* [Reading text]:

BODLEY V. TAYLOR, 9 U. S. 191 (1809)9 U. S. 191
U.S. Supreme Court
Bodley v. Taylor, 9 U.S. 5 Cranch 191 191 (1809)
Bodley v. Taylor
9 U.S. (5 Cranch) 191
In Kentucky, it is a good ground of equitable jurisdiction that the defendant has obtained a prior patent for land to which the complainant had the better right under the statute respecting lands and in exercising that jurisdiction, the court will decide in conformity with the settled principles of a court of chancery.
Entries of land in Kentucky must have that reasonable certainty which would enable a subsequent locator, by the exercise of a due degree of judgment and diligence, to locate his own lands on the adjacent residuum. If the entry be placed on a road at a certain distance from a given point by which the road passes, the distance is to be computed by the meanders of the road, and not by a straight line.
If the entry be of a settlement and preemption to a tract of land lying on the east side of a road, the four hundred acres allowed for the settlement right must be surveyed entirely on the east side of the road and in the form of a square.
The call for the settlement right is sufficiently certain, but the call for the preemption right is too vague, and must be rejected.
A defendant in equity, who has obtained a patent for land not included in his entry, but covered by the complainants' entry, will be decreed to convey it to the complainants, but the complainants will not be required to convey to the defendant the land which they have obtained a patent for, which was covered by the defendant's entry, but which, by mistake, he omitted to survey.

* [Material provided]:
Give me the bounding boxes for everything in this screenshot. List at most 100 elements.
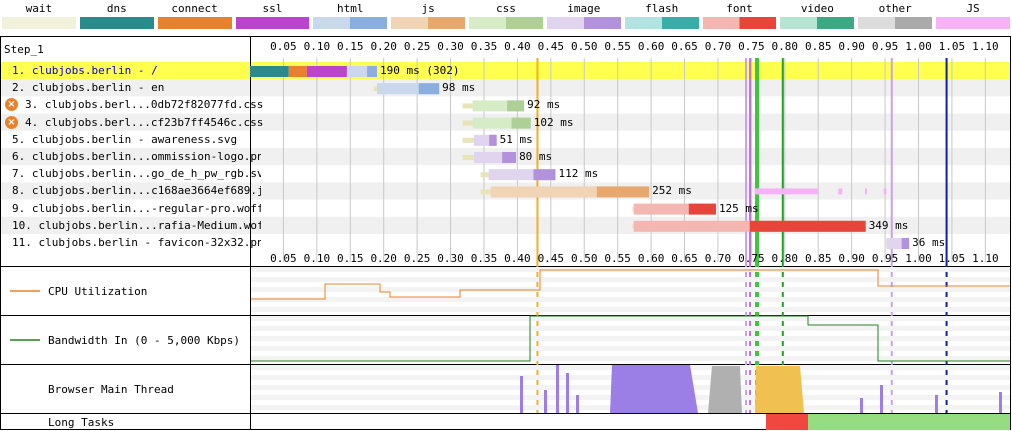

* [Brief]:
Answer these from the Bodley v. Taylor case summary, one per line:
(a) When an entry is placed on a road at a certain distance from a given point, how is that distance computed?
(b) How many acres does the summary allow for the settlement right, and in what form must they be surveyed?
(c) Which call does the summary reject as too vague?

* [Result of the task]:
(a) By the meanders of the road, not by a straight line.
(b) Four hundred acres, surveyed entirely on the east side of the road in the form of a square.
(c) The call for the preemption right.